▶ _Collected data_:
——
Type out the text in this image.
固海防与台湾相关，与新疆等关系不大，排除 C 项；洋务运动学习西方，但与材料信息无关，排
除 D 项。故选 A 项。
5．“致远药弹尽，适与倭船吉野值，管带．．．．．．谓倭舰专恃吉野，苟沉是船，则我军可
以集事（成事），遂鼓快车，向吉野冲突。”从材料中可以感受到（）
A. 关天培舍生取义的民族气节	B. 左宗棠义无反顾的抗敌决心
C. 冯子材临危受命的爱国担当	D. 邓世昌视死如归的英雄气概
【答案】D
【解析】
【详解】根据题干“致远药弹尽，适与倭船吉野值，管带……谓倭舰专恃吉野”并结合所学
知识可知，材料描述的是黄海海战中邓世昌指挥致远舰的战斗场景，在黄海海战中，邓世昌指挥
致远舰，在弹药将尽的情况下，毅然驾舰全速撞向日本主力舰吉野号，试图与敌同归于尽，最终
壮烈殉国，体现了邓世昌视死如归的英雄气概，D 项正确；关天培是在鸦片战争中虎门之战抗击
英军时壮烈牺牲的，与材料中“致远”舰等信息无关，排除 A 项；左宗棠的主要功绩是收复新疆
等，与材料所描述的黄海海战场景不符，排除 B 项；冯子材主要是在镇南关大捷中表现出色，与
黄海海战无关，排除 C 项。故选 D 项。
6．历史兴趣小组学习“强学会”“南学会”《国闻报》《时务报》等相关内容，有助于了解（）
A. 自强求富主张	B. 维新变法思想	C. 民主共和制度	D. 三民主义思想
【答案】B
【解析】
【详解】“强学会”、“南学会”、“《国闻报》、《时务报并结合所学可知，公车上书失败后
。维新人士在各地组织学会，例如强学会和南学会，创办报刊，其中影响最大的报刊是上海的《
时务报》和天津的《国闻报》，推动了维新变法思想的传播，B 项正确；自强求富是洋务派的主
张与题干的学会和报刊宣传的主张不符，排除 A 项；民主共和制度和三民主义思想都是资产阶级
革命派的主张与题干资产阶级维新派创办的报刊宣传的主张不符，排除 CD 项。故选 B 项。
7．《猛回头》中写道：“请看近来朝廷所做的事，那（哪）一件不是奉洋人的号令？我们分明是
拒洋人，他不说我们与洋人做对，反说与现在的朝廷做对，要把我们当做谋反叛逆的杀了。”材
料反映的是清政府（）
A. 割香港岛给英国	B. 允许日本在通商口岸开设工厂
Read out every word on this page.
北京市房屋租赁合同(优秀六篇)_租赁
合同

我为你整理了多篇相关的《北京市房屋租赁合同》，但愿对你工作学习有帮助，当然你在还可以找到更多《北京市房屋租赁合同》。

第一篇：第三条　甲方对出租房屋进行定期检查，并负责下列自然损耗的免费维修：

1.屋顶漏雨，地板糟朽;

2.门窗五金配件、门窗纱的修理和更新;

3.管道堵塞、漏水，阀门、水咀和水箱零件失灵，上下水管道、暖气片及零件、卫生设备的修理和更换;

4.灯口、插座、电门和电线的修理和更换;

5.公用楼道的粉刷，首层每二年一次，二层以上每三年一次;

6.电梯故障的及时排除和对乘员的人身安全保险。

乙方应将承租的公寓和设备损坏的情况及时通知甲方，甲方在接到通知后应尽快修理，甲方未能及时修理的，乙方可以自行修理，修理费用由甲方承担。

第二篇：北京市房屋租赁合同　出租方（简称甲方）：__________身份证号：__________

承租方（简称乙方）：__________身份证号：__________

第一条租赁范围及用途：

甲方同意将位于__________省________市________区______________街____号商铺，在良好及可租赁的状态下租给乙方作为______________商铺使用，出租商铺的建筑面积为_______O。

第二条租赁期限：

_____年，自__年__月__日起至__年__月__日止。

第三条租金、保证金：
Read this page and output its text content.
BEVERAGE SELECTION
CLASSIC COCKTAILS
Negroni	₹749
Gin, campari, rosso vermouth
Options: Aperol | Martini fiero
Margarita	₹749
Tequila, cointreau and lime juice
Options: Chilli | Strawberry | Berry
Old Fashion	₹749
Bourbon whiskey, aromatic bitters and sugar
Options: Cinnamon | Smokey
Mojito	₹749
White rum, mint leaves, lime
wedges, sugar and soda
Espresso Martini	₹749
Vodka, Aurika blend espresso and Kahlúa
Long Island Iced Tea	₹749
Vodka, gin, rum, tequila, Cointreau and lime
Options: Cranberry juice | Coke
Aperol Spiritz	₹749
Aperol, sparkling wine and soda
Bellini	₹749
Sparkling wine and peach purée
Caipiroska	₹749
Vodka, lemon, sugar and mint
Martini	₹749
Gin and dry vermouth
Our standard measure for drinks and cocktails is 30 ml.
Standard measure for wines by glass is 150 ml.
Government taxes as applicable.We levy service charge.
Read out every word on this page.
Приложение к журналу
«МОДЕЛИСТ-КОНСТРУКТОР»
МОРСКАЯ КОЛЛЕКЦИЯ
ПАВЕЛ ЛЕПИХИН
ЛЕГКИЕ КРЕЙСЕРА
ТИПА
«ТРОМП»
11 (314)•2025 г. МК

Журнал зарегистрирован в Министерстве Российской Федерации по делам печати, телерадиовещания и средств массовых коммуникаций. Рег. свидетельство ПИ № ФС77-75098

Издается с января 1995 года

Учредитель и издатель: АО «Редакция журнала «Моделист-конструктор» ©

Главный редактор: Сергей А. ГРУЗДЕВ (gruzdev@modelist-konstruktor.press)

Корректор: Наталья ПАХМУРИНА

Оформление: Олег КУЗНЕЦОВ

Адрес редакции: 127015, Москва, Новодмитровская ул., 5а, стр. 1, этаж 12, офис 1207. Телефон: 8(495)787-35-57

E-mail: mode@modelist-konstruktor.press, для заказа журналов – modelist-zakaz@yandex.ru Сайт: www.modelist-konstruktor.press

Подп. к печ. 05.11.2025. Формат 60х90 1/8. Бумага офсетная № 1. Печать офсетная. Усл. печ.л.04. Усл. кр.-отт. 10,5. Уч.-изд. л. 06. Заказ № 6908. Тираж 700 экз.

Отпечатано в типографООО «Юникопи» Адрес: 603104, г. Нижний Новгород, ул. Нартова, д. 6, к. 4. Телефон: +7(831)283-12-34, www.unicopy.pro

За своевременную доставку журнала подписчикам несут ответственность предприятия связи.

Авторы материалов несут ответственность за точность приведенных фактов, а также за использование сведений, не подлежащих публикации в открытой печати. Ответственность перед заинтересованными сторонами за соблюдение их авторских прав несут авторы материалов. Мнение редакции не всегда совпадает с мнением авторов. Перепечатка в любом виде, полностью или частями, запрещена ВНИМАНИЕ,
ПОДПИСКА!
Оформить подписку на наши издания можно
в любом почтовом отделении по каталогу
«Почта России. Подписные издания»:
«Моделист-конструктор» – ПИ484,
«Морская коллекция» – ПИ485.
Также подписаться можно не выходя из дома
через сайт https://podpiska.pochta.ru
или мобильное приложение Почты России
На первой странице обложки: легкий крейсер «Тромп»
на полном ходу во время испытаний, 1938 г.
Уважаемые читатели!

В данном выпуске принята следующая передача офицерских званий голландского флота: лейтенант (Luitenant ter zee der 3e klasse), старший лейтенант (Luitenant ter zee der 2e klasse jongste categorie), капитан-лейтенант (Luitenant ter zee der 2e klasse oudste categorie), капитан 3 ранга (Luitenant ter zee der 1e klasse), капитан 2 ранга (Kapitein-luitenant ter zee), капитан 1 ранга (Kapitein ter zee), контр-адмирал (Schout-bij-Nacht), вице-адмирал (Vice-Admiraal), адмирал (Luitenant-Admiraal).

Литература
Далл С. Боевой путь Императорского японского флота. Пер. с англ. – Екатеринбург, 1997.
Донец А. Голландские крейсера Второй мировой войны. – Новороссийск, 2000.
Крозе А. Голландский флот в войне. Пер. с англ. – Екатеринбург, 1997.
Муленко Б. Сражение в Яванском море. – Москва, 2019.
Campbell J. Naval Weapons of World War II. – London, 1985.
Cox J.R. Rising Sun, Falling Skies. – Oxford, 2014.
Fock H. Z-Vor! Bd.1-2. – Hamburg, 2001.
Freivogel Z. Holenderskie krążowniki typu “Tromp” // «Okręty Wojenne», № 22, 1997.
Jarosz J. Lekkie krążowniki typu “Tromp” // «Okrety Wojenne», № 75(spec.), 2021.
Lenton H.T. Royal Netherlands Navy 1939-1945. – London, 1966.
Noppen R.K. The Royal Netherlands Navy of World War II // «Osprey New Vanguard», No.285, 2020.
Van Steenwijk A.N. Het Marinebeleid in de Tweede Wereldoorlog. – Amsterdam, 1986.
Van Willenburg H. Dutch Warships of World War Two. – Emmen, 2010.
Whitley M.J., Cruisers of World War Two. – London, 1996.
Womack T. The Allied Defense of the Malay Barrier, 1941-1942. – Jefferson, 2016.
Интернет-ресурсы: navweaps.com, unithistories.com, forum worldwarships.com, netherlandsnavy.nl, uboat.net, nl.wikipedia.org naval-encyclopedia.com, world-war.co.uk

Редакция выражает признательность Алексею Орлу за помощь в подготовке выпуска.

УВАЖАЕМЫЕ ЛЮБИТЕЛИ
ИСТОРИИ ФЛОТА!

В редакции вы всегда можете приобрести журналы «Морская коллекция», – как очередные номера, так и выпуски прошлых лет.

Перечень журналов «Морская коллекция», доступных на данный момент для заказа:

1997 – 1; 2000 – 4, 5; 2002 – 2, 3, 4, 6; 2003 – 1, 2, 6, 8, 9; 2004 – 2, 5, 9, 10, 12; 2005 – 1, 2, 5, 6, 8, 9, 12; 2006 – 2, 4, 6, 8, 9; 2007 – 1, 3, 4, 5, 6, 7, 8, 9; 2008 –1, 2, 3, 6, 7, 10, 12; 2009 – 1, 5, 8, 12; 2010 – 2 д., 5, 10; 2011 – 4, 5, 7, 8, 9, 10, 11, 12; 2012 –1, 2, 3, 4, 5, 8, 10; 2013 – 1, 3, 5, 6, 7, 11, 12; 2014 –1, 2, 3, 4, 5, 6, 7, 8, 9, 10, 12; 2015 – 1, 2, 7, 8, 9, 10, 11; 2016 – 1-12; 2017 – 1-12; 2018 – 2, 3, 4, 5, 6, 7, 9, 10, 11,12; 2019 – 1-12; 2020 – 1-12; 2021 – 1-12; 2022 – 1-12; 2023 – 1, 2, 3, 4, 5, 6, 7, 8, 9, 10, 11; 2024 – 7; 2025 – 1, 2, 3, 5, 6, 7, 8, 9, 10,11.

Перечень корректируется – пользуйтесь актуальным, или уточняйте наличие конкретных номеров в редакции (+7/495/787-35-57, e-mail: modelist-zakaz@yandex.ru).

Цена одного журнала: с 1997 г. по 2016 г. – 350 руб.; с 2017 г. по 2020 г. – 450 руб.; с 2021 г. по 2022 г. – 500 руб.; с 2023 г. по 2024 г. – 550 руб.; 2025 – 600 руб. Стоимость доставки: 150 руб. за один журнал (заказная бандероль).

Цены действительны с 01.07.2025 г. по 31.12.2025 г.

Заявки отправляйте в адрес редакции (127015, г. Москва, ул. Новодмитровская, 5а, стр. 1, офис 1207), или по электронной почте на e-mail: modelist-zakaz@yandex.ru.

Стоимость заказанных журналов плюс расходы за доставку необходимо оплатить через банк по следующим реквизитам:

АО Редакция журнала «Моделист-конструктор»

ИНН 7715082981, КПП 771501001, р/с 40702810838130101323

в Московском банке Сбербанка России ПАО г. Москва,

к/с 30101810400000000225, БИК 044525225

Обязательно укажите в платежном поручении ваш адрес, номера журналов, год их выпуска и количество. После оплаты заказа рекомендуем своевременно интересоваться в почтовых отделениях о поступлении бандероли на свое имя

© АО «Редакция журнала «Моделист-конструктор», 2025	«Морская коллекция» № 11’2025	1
——
▶ _Task to complete_: Extract every line from the records above that contains the word "офис".

▶ _Reply to the task_:
Адрес редакции: 127015, Москва, Новодмитровская ул., 5а, стр. 1, этаж 12, офис 1207. Телефон: 8(495)787-35-57
Заявки отправляйте в адрес редакции (127015, г. Москва, ул. Новодмитровская, 5а, стр. 1, офис 1207), или по электронной почте на e-mail: modelist-zakaz@yandex.ru.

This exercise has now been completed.